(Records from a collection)
# # # #

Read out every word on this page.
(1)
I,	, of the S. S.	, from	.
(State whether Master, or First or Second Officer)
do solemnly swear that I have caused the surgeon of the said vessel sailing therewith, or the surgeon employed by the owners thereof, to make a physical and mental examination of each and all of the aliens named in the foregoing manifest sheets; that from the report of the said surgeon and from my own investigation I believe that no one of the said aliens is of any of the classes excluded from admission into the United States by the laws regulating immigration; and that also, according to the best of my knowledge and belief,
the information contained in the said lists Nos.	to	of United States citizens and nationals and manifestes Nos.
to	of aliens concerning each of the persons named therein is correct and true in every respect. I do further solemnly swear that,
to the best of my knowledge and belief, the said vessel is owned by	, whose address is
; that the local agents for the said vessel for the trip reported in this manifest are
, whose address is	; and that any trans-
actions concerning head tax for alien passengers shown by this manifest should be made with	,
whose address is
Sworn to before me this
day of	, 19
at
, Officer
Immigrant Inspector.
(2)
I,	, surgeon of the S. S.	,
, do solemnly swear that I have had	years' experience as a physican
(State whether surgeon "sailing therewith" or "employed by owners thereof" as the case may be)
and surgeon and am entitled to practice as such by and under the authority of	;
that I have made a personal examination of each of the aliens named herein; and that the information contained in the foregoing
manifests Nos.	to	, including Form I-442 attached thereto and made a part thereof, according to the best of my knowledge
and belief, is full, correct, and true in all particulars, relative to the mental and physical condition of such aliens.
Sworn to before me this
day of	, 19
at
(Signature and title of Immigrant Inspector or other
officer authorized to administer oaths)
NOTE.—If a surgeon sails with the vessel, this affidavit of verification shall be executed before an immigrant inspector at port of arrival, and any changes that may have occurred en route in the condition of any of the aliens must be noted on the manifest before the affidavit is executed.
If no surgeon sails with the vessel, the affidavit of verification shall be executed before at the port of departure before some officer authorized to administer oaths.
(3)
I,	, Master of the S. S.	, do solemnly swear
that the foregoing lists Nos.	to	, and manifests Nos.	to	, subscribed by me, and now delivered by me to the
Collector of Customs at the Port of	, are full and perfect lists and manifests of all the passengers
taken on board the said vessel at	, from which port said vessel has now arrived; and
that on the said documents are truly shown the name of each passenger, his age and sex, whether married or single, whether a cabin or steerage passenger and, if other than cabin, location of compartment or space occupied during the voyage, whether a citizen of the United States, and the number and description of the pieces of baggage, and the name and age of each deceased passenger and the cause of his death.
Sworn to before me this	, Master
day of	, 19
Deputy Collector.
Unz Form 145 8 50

# # # #

GIVEN INSTRUCTION: Extract every line above exactly as it stands.

SOLVED PROBLEM:
Read out every word on this page.
(1)
I,	, of the S. S.	, from	.
(State whether Master, or First or Second Officer)
do solemnly swear that I have caused the surgeon of the said vessel sailing therewith, or the surgeon employed by the owners thereof, to make a physical and mental examination of each and all of the aliens named in the foregoing manifest sheets; that from the report of the said surgeon and from my own investigation I believe that no one of the said aliens is of any of the classes excluded from admission into the United States by the laws regulating immigration; and that also, according to the best of my knowledge and belief,
the information contained in the said lists Nos.	to	of United States citizens and nationals and manifestes Nos.
to	of aliens concerning each of the persons named therein is correct and true in every respect. I do further solemnly swear that,
to the best of my knowledge and belief, the said vessel is owned by	, whose address is
; that the local agents for the said vessel for the trip reported in this manifest are
, whose address is	; and that any trans-
actions concerning head tax for alien passengers shown by this manifest should be made with	,
whose address is
Sworn to before me this
day of	, 19
at
, Officer
Immigrant Inspector.
(2)
I,	, surgeon of the S. S.	,
, do solemnly swear that I have had	years' experience as a physican
(State whether surgeon "sailing therewith" or "employed by owners thereof" as the case may be)
and surgeon and am entitled to practice as such by and under the authority of	;
that I have made a personal examination of each of the aliens named herein; and that the information contained in the foregoing
manifests Nos.	to	, including Form I-442 attached thereto and made a part thereof, according to the best of my knowledge
and belief, is full, correct, and true in all particulars, relative to the mental and physical condition of such aliens.
Sworn to before me this
day of	, 19
at
(Signature and title of Immigrant Inspector or other
officer authorized to administer oaths)
NOTE.—If a surgeon sails with the vessel, this affidavit of verification shall be executed before an immigrant inspector at port of arrival, and any changes that may have occurred en route in the condition of any of the aliens must be noted on the manifest before the affidavit is executed.
If no surgeon sails with the vessel, the affidavit of verification shall be executed before at the port of departure before some officer authorized to administer oaths.
(3)
I,	, Master of the S. S.	, do solemnly swear
that the foregoing lists Nos.	to	, and manifests Nos.	to	, subscribed by me, and now delivered by me to the
Collector of Customs at the Port of	, are full and perfect lists and manifests of all the passengers
taken on board the said vessel at	, from which port said vessel has now arrived; and
that on the said documents are truly shown the name of each passenger, his age and sex, whether married or single, whether a cabin or steerage passenger and, if other than cabin, location of compartment or space occupied during the voyage, whether a citizen of the United States, and the number and description of the pieces of baggage, and the name and age of each deceased passenger and the cause of his death.
Sworn to before me this	, Master
day of	, 19
Deputy Collector.
Unz Form 145 8 50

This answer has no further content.